Stored items

··········

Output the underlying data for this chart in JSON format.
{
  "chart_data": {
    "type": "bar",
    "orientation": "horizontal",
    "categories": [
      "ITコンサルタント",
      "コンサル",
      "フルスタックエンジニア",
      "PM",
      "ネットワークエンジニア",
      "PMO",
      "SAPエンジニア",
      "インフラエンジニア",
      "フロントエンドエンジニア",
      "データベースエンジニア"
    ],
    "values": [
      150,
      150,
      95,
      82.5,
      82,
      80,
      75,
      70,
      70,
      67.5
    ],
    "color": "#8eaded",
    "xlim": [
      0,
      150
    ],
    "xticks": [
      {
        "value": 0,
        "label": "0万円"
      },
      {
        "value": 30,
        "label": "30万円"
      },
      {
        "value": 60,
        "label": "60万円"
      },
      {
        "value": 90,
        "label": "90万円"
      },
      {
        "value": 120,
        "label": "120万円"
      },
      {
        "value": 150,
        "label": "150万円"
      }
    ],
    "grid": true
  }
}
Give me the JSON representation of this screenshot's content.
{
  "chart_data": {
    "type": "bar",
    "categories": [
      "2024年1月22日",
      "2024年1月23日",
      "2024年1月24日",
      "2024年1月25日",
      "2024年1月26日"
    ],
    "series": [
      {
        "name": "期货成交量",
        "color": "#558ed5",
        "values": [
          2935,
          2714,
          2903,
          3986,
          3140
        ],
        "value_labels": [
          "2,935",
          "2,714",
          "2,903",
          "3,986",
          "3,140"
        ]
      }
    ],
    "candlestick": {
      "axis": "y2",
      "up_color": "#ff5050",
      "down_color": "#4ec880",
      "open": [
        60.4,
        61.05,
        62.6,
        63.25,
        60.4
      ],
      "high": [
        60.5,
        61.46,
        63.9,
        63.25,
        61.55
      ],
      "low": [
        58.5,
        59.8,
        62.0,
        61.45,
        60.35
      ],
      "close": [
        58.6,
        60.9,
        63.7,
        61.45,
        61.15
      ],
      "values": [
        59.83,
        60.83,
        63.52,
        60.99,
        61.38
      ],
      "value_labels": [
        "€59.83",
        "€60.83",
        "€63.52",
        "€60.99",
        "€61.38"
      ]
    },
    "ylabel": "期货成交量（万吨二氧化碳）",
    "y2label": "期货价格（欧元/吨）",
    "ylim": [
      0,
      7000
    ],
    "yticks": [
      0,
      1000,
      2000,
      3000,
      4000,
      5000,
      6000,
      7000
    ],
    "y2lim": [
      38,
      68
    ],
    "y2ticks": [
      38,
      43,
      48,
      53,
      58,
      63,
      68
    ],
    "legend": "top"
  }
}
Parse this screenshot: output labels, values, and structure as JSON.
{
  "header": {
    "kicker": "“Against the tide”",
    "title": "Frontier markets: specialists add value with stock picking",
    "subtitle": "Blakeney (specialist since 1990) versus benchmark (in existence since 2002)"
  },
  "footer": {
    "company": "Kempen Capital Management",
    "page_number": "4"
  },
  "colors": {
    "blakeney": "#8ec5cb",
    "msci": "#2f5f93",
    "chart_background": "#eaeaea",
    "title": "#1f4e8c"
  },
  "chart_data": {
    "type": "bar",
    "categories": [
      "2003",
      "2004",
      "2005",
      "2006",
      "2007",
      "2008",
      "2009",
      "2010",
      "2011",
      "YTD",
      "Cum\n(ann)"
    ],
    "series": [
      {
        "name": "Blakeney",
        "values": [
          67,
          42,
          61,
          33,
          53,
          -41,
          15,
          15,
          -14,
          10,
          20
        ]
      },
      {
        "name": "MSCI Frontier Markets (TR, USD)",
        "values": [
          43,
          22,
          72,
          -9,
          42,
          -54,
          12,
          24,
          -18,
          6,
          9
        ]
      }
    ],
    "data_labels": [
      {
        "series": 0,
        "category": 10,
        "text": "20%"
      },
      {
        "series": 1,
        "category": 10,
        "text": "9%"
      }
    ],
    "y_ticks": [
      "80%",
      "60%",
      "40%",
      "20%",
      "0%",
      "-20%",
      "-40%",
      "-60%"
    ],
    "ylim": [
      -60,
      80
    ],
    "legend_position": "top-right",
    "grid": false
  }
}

··········

**Exercise instructions**
How many lines of these entries contain "screenshot"? Answer with the number and nothing else.

**Answer to the task**
2